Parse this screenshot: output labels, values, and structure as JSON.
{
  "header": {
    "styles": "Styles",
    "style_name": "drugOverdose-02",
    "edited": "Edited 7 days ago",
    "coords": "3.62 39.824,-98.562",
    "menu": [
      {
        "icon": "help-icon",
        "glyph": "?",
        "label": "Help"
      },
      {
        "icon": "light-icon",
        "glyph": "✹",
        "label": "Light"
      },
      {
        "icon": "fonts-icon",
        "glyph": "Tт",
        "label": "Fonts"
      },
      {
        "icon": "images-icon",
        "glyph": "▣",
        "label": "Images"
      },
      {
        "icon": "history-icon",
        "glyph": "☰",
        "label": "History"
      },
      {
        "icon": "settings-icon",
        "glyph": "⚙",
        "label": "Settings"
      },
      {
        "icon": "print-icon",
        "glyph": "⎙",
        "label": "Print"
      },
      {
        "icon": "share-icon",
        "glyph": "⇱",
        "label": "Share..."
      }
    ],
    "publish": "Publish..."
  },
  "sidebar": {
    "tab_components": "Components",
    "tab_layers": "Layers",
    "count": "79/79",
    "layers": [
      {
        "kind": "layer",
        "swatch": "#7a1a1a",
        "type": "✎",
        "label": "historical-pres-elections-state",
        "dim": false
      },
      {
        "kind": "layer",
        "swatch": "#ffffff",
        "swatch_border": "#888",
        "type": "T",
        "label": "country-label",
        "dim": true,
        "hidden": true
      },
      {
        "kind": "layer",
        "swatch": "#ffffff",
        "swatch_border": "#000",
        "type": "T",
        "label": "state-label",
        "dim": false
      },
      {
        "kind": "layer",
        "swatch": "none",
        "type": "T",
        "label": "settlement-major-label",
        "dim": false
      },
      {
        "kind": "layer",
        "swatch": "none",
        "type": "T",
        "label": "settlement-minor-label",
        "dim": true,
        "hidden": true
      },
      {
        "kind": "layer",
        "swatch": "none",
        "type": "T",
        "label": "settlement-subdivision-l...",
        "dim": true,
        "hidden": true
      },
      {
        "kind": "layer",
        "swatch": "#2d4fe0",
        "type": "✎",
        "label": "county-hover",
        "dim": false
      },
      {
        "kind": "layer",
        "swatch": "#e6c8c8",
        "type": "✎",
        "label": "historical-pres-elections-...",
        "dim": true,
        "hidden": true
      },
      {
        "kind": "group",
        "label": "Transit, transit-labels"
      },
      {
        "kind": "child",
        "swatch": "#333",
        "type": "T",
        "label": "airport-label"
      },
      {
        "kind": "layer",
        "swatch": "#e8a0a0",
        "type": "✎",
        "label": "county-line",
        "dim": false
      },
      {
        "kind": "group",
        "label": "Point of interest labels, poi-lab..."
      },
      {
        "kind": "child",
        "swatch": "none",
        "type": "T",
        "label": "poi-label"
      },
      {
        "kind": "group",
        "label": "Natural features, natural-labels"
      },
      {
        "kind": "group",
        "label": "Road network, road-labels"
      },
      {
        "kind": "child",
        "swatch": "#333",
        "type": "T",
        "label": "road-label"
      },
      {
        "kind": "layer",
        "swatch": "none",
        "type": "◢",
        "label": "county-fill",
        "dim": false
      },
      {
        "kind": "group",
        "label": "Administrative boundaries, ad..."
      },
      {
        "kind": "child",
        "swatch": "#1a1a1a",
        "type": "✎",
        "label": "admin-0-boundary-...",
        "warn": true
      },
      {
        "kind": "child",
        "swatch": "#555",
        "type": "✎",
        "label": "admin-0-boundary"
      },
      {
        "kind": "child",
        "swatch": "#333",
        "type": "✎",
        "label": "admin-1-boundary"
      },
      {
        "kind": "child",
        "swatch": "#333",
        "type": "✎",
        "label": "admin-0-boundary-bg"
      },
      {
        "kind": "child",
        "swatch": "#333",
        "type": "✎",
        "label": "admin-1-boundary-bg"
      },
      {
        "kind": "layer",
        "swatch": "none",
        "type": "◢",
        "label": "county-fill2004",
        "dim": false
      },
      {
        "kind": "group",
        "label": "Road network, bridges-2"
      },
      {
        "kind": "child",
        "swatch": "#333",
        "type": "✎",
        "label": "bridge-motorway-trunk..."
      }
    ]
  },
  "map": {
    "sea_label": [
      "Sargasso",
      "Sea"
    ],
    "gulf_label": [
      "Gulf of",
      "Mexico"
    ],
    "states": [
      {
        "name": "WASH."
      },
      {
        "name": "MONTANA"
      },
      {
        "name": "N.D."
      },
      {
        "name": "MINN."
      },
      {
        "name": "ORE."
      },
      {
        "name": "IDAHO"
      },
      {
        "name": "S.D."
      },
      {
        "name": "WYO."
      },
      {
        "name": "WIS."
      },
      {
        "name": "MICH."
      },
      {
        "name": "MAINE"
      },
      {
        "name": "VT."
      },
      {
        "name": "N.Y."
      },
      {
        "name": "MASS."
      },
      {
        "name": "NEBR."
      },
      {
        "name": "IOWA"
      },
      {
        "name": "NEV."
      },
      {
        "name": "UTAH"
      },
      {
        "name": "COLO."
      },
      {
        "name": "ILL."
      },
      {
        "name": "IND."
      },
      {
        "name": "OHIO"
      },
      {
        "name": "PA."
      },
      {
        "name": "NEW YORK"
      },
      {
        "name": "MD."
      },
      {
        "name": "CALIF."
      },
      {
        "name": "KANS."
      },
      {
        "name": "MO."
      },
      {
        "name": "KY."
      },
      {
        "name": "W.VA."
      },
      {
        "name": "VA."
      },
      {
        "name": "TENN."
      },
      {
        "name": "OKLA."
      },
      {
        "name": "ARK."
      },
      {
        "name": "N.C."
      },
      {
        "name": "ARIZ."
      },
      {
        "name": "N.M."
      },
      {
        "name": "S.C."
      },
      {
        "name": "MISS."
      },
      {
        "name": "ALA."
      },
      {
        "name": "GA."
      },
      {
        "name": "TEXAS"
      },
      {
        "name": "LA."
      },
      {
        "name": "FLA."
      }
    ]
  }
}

# # # # # # #

Copy each line of the data above without altering a single character.

Parse this screenshot: output labels, values, and structure as JSON.
{
  "header": {
    "styles": "Styles",
    "style_name": "drugOverdose-02",
    "edited": "Edited 7 days ago",
    "coords": "3.62 39.824,-98.562",
    "menu": [
      {
        "icon": "help-icon",
        "glyph": "?",
        "label": "Help"
      },
      {
        "icon": "light-icon",
        "glyph": "✹",
        "label": "Light"
      },
      {
        "icon": "fonts-icon",
        "glyph": "Tт",
        "label": "Fonts"
      },
      {
        "icon": "images-icon",
        "glyph": "▣",
        "label": "Images"
      },
      {
        "icon": "history-icon",
        "glyph": "☰",
        "label": "History"
      },
      {
        "icon": "settings-icon",
        "glyph": "⚙",
        "label": "Settings"
      },
      {
        "icon": "print-icon",
        "glyph": "⎙",
        "label": "Print"
      },
      {
        "icon": "share-icon",
        "glyph": "⇱",
        "label": "Share..."
      }
    ],
    "publish": "Publish..."
  },
  "sidebar": {
    "tab_components": "Components",
    "tab_layers": "Layers",
    "count": "79/79",
    "layers": [
      {
        "kind": "layer",
        "swatch": "#7a1a1a",
        "type": "✎",
        "label": "historical-pres-elections-state",
        "dim": false
      },
      {
        "kind": "layer",
        "swatch": "#ffffff",
        "swatch_border": "#888",
        "type": "T",
        "label": "country-label",
        "dim": true,
        "hidden": true
      },
      {
        "kind": "layer",
        "swatch": "#ffffff",
        "swatch_border": "#000",
        "type": "T",
        "label": "state-label",
        "dim": false
      },
      {
        "kind": "layer",
        "swatch": "none",
        "type": "T",
        "label": "settlement-major-label",
        "dim": false
      },
      {
        "kind": "layer",
        "swatch": "none",
        "type": "T",
        "label": "settlement-minor-label",
        "dim": true,
        "hidden": true
      },
      {
        "kind": "layer",
        "swatch": "none",
        "type": "T",
        "label": "settlement-subdivision-l...",
        "dim": true,
        "hidden": true
      },
      {
        "kind": "layer",
        "swatch": "#2d4fe0",
        "type": "✎",
        "label": "county-hover",
        "dim": false
      },
      {
        "kind": "layer",
        "swatch": "#e6c8c8",
        "type": "✎",
        "label": "historical-pres-elections-...",
        "dim": true,
        "hidden": true
      },
      {
        "kind": "group",
        "label": "Transit, transit-labels"
      },
      {
        "kind": "child",
        "swatch": "#333",
        "type": "T",
        "label": "airport-label"
      },
      {
        "kind": "layer",
        "swatch": "#e8a0a0",
        "type": "✎",
        "label": "county-line",
        "dim": false
      },
      {
        "kind": "group",
        "label": "Point of interest labels, poi-lab..."
      },
      {
        "kind": "child",
        "swatch": "none",
        "type": "T",
        "label": "poi-label"
      },
      {
        "kind": "group",
        "label": "Natural features, natural-labels"
      },
      {
        "kind": "group",
        "label": "Road network, road-labels"
      },
      {
        "kind": "child",
        "swatch": "#333",
        "type": "T",
        "label": "road-label"
      },
      {
        "kind": "layer",
        "swatch": "none",
        "type": "◢",
        "label": "county-fill",
        "dim": false
      },
      {
        "kind": "group",
        "label": "Administrative boundaries, ad..."
      },
      {
        "kind": "child",
        "swatch": "#1a1a1a",
        "type": "✎",
        "label": "admin-0-boundary-...",
        "warn": true
      },
      {
        "kind": "child",
        "swatch": "#555",
        "type": "✎",
        "label": "admin-0-boundary"
      },
      {
        "kind": "child",
        "swatch": "#333",
        "type": "✎",
        "label": "admin-1-boundary"
      },
      {
        "kind": "child",
        "swatch": "#333",
        "type": "✎",
        "label": "admin-0-boundary-bg"
      },
      {
        "kind": "child",
        "swatch": "#333",
        "type": "✎",
        "label": "admin-1-boundary-bg"
      },
      {
        "kind": "layer",
        "swatch": "none",
        "type": "◢",
        "label": "county-fill2004",
        "dim": false
      },
      {
        "kind": "group",
        "label": "Road network, bridges-2"
      },
      {
        "kind": "child",
        "swatch": "#333",
        "type": "✎",
        "label": "bridge-motorway-trunk..."
      }
    ]
  },
  "map": {
    "sea_label": [
      "Sargasso",
      "Sea"
    ],
    "gulf_label": [
      "Gulf of",
      "Mexico"
    ],
    "states": [
      {
        "name": "WASH."
      },
      {
        "name": "MONTANA"
      },
      {
        "name": "N.D."
      },
      {
        "name": "MINN."
      },
      {
        "name": "ORE."
      },
      {
        "name": "IDAHO"
      },
      {
        "name": "S.D."
      },
      {
        "name": "WYO."
      },
      {
        "name": "WIS."
      },
      {
        "name": "MICH."
      },
      {
        "name": "MAINE"
      },
      {
        "name": "VT."
      },
      {
        "name": "N.Y."
      },
      {
        "name": "MASS."
      },
      {
        "name": "NEBR."
      },
      {
        "name": "IOWA"
      },
      {
        "name": "NEV."
      },
      {
        "name": "UTAH"
      },
      {
        "name": "COLO."
      },
      {
        "name": "ILL."
      },
      {
        "name": "IND."
      },
      {
        "name": "OHIO"
      },
      {
        "name": "PA."
      },
      {
        "name": "NEW YORK"
      },
      {
        "name": "MD."
      },
      {
        "name": "CALIF."
      },
      {
        "name": "KANS."
      },
      {
        "name": "MO."
      },
      {
        "name": "KY."
      },
      {
        "name": "W.VA."
      },
      {
        "name": "VA."
      },
      {
        "name": "TENN."
      },
      {
        "name": "OKLA."
      },
      {
        "name": "ARK."
      },
      {
        "name": "N.C."
      },
      {
        "name": "ARIZ."
      },
      {
        "name": "N.M."
      },
      {
        "name": "S.C."
      },
      {
        "name": "MISS."
      },
      {
        "name": "ALA."
      },
      {
        "name": "GA."
      },
      {
        "name": "TEXAS"
      },
      {
        "name": "LA."
      },
      {
        "name": "FLA."
      }
    ]
  }
}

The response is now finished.